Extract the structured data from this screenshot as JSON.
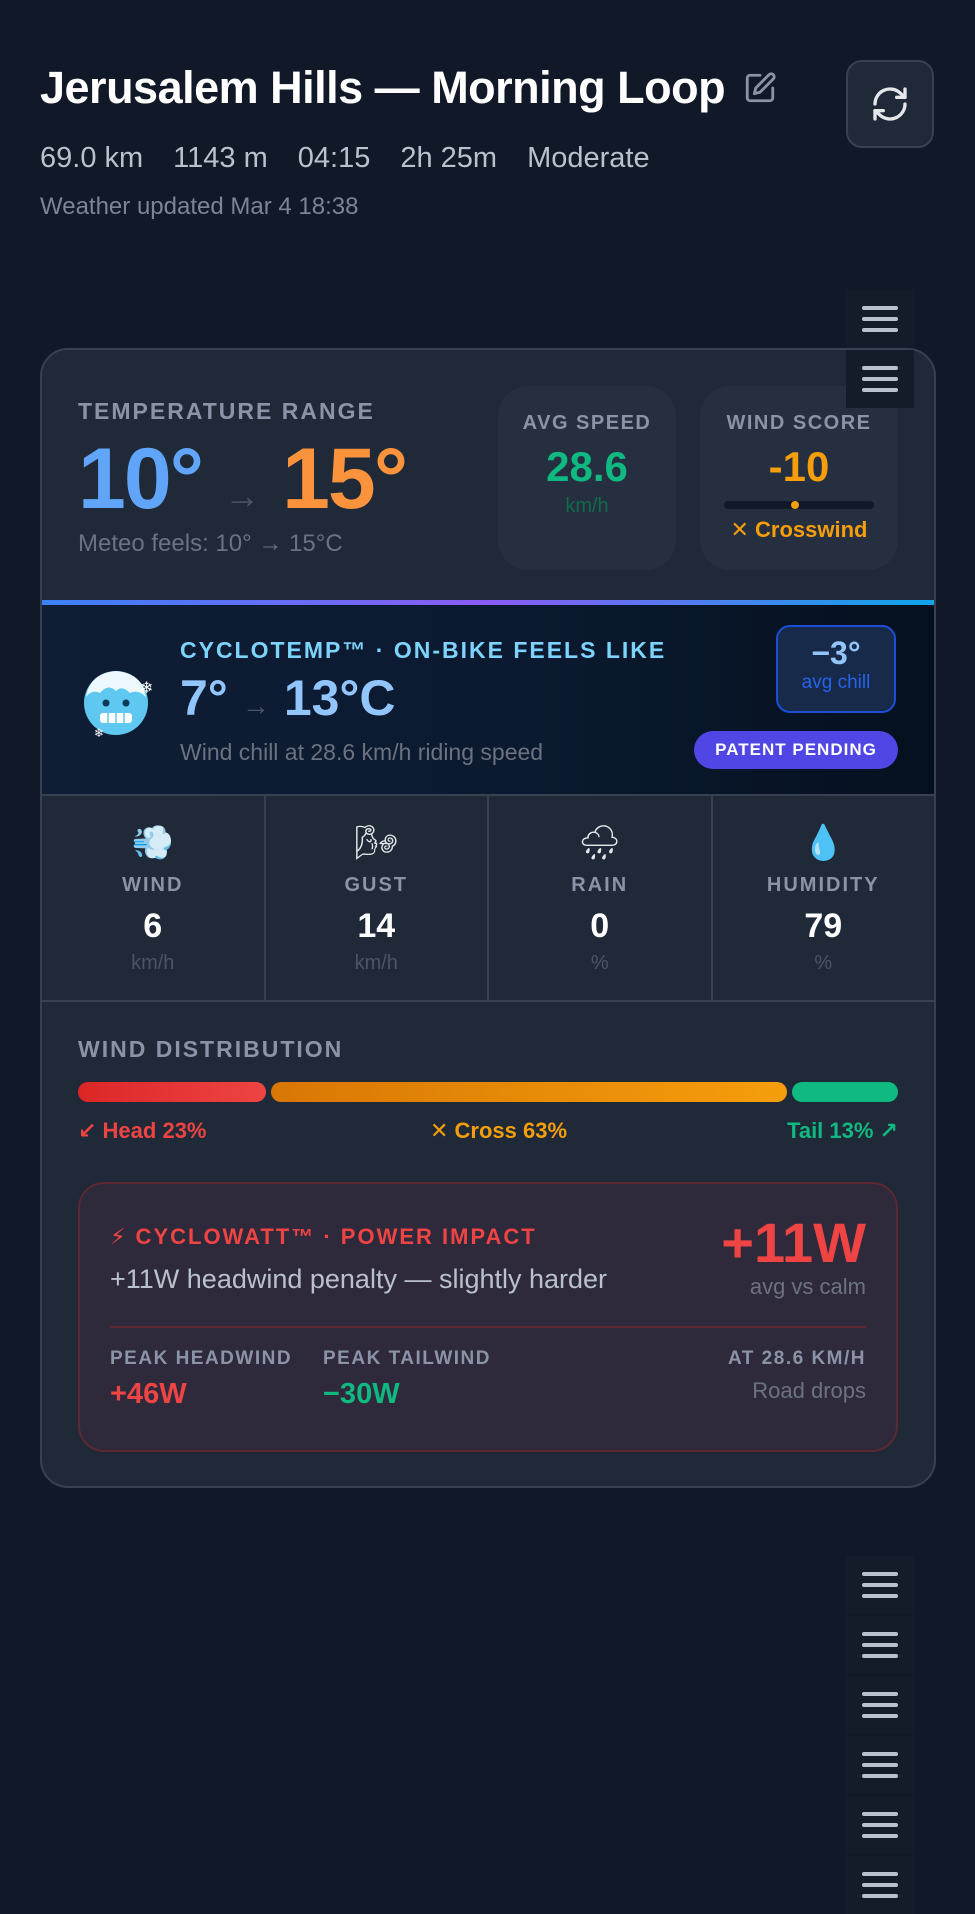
{
  "header": {
    "title": "Jerusalem Hills — Morning Loop",
    "stats": [
      "69.0 km",
      "1143 m",
      "04:15",
      "2h 25m",
      "Moderate"
    ],
    "updated": "Weather updated Mar 4 18:38"
  },
  "temperature": {
    "label": "TEMPERATURE RANGE",
    "low": "10°",
    "arrow": "→",
    "high": "15°",
    "meteo": "Meteo feels: 10° → 15°C"
  },
  "avg_speed": {
    "label": "AVG SPEED",
    "value": "28.6",
    "unit": "km/h"
  },
  "wind_score": {
    "label": "WIND SCORE",
    "value": "-10",
    "status": "✕ Crosswind",
    "level": 0.47
  },
  "cyclotemp": {
    "label": "CYCLOTEMP™ · ON-BIKE FEELS LIKE",
    "low": "7°",
    "arrow": "→",
    "high": "13°C",
    "subtitle": "Wind chill at 28.6 km/h riding speed",
    "chill_value": "−3°",
    "chill_label": "avg chill",
    "patent": "PATENT PENDING"
  },
  "metrics": [
    {
      "icon": "wind-icon",
      "glyph": "💨",
      "label": "WIND",
      "value": "6",
      "unit": "km/h"
    },
    {
      "icon": "gust-icon",
      "glyph": "🌬",
      "label": "GUST",
      "value": "14",
      "unit": "km/h"
    },
    {
      "icon": "rain-icon",
      "glyph": "🌧",
      "label": "RAIN",
      "value": "0",
      "unit": "%"
    },
    {
      "icon": "humidity-icon",
      "glyph": "💧",
      "label": "HUMIDITY",
      "value": "79",
      "unit": "%"
    }
  ],
  "wind_distribution": {
    "label": "WIND DISTRIBUTION",
    "head_pct": 23,
    "cross_pct": 63,
    "tail_pct": 13,
    "head_label": "↙ Head 23%",
    "cross_label": "✕ Cross 63%",
    "tail_label": "Tail 13% ↗",
    "colors": {
      "head": "#ef4444",
      "cross": "#f59e0b",
      "tail": "#10b981"
    }
  },
  "cyclowatt": {
    "label": "⚡ CYCLOWATT™ · POWER IMPACT",
    "description": "+11W headwind penalty — slightly harder",
    "value": "+11W",
    "value_sub": "avg vs calm",
    "peak_head_label": "PEAK HEADWIND",
    "peak_head_value": "+46W",
    "peak_tail_label": "PEAK TAILWIND",
    "peak_tail_value": "−30W",
    "speed_label": "AT 28.6 KM/H",
    "position": "Road drops"
  },
  "colors": {
    "background": "#111827",
    "card": "#1f2937",
    "cold": "#60a5fa",
    "warm": "#fb923c",
    "speed": "#10b981",
    "accent": "#4f46e5",
    "danger": "#ef4444"
  }
}
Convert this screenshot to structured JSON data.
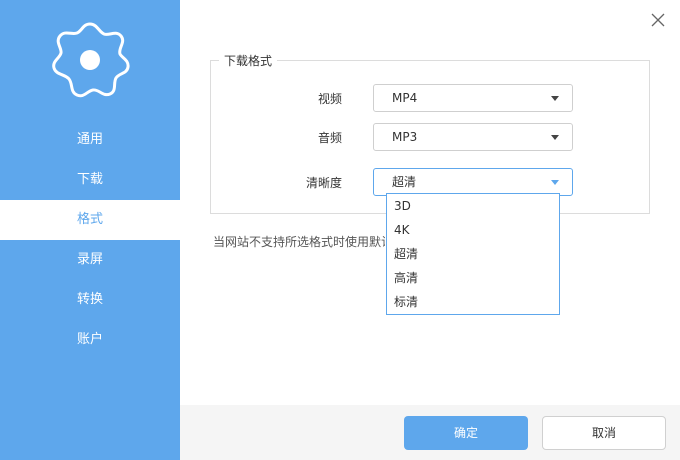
{
  "sidebar": {
    "items": [
      {
        "label": "通用"
      },
      {
        "label": "下载"
      },
      {
        "label": "格式"
      },
      {
        "label": "录屏"
      },
      {
        "label": "转换"
      },
      {
        "label": "账户"
      }
    ],
    "active": "格式"
  },
  "format_group": {
    "title": "下载格式",
    "video_label": "视频",
    "video_value": "MP4",
    "audio_label": "音频",
    "audio_value": "MP3",
    "quality_label": "清晰度",
    "quality_value": "超清",
    "quality_options": [
      "3D",
      "4K",
      "超清",
      "高清",
      "标清"
    ]
  },
  "note": "当网站不支持所选格式时使用默认",
  "footer": {
    "ok_label": "确定",
    "cancel_label": "取消"
  },
  "colors": {
    "accent": "#5ea7ec",
    "footer_bg": "#f5f5f5"
  },
  "icons": {
    "settings": "gear-icon",
    "close": "close-icon",
    "dropdown": "caret-down-icon"
  }
}
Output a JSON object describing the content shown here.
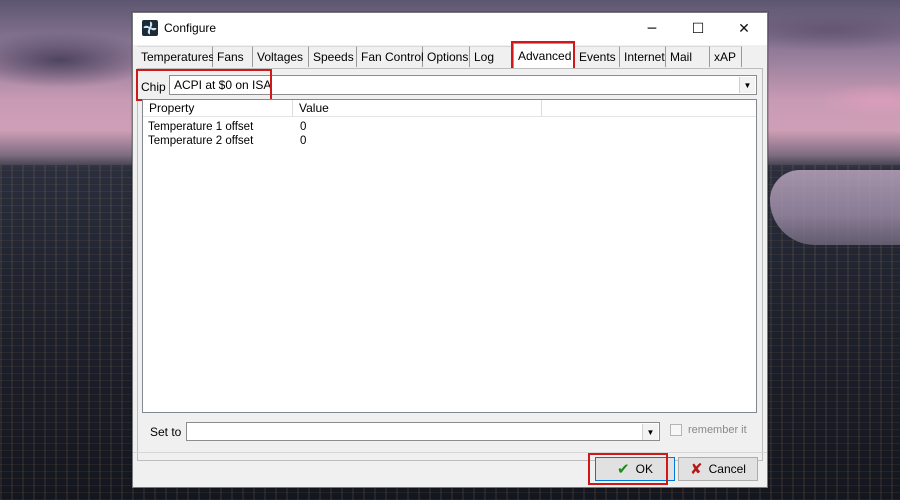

--

What is asked ->
From the records above, pull out every line containing the word "JSON".

The reply ->
Extract the structured data from this screenshot as JSON.
Convert this screenshot to structured JSON data.
Output a JSON object describing the content shown here.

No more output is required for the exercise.